[Extracted records]

--

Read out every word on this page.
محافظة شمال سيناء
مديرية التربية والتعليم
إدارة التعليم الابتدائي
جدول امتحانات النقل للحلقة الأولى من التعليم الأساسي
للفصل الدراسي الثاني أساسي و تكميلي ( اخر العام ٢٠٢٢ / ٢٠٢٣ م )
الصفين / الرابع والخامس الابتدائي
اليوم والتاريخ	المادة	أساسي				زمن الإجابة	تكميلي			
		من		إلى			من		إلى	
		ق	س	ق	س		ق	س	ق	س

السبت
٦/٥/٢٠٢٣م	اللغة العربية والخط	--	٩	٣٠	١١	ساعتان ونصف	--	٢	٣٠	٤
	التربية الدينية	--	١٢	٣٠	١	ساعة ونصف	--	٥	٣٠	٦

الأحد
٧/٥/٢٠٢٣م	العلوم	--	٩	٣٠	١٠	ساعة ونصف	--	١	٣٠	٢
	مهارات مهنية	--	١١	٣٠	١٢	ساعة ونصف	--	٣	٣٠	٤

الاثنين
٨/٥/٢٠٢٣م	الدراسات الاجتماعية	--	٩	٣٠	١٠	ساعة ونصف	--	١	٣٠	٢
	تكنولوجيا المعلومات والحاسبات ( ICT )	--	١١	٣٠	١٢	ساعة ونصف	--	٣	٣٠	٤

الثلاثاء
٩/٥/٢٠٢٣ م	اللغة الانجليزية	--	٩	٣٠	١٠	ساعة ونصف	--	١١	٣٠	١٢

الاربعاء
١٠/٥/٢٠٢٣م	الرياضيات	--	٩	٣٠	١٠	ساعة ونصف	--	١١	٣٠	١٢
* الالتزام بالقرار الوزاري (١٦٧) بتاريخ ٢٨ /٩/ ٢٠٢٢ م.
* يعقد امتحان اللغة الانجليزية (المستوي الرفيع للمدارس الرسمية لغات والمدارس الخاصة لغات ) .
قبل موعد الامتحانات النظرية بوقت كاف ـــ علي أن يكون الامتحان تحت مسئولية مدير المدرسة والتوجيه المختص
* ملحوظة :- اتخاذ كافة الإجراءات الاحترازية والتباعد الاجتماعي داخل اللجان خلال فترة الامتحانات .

--

> [Written request]:
Exactly reproduce all of the entries above.

> [Expected answer]:
Read out every word on this page.
محافظة شمال سيناء
مديرية التربية والتعليم
إدارة التعليم الابتدائي
جدول امتحانات النقل للحلقة الأولى من التعليم الأساسي
للفصل الدراسي الثاني أساسي و تكميلي ( اخر العام ٢٠٢٢ / ٢٠٢٣ م )
الصفين / الرابع والخامس الابتدائي
اليوم والتاريخ	المادة	أساسي				زمن الإجابة	تكميلي			
		من		إلى			من		إلى	
		ق	س	ق	س		ق	س	ق	س

السبت
٦/٥/٢٠٢٣م	اللغة العربية والخط	--	٩	٣٠	١١	ساعتان ونصف	--	٢	٣٠	٤
	التربية الدينية	--	١٢	٣٠	١	ساعة ونصف	--	٥	٣٠	٦

الأحد
٧/٥/٢٠٢٣م	العلوم	--	٩	٣٠	١٠	ساعة ونصف	--	١	٣٠	٢
	مهارات مهنية	--	١١	٣٠	١٢	ساعة ونصف	--	٣	٣٠	٤

الاثنين
٨/٥/٢٠٢٣م	الدراسات الاجتماعية	--	٩	٣٠	١٠	ساعة ونصف	--	١	٣٠	٢
	تكنولوجيا المعلومات والحاسبات ( ICT )	--	١١	٣٠	١٢	ساعة ونصف	--	٣	٣٠	٤

الثلاثاء
٩/٥/٢٠٢٣ م	اللغة الانجليزية	--	٩	٣٠	١٠	ساعة ونصف	--	١١	٣٠	١٢

الاربعاء
١٠/٥/٢٠٢٣م	الرياضيات	--	٩	٣٠	١٠	ساعة ونصف	--	١١	٣٠	١٢
* الالتزام بالقرار الوزاري (١٦٧) بتاريخ ٢٨ /٩/ ٢٠٢٢ م.
* يعقد امتحان اللغة الانجليزية (المستوي الرفيع للمدارس الرسمية لغات والمدارس الخاصة لغات ) .
قبل موعد الامتحانات النظرية بوقت كاف ـــ علي أن يكون الامتحان تحت مسئولية مدير المدرسة والتوجيه المختص
* ملحوظة :- اتخاذ كافة الإجراءات الاحترازية والتباعد الاجتماعي داخل اللجان خلال فترة الامتحانات .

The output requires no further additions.